- [Job] Only a number is wanted: how many lines in the records below contain "name"?

- [Excerpts from a figure dataset]
────────────────────

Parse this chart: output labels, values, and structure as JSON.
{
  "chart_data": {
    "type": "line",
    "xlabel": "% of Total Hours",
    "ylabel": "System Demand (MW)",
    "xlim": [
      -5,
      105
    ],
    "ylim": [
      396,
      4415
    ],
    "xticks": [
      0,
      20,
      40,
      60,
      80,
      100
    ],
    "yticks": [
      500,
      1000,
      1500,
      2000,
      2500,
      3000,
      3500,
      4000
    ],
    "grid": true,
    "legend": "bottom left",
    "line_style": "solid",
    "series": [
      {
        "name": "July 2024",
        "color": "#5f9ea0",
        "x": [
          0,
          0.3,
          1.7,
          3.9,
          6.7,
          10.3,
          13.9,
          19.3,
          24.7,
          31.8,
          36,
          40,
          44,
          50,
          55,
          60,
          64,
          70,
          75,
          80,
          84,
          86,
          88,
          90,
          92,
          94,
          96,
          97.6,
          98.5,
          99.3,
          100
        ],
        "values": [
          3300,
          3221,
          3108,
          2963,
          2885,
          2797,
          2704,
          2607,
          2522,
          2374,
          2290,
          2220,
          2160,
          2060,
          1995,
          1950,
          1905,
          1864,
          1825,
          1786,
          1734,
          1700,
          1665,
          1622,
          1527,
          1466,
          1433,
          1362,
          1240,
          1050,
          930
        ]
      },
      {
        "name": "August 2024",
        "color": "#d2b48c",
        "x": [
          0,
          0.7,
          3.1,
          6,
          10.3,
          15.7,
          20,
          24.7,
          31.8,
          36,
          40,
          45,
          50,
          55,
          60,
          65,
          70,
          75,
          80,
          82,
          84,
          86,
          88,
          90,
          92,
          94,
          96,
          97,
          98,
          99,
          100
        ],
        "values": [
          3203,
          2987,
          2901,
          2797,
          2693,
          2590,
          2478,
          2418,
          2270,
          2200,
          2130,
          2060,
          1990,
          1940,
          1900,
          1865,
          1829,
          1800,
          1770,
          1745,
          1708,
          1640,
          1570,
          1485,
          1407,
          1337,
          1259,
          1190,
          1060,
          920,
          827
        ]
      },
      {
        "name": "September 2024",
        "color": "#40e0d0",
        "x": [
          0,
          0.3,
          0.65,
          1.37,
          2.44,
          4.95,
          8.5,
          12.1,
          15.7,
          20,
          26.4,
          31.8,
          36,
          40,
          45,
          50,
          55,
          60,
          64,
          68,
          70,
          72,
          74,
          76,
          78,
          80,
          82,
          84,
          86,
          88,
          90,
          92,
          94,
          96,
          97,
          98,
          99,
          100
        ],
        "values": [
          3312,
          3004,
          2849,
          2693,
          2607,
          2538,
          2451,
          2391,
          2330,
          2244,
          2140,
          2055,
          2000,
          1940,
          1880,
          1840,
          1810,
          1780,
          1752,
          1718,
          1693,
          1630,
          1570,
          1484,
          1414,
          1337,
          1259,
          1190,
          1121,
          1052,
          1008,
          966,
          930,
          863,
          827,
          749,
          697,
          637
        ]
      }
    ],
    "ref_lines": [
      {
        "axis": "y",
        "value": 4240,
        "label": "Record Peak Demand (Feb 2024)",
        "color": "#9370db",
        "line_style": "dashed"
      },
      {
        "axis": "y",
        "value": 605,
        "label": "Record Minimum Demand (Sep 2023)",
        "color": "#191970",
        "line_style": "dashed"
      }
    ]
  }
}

────────────────────

- [Reply] 3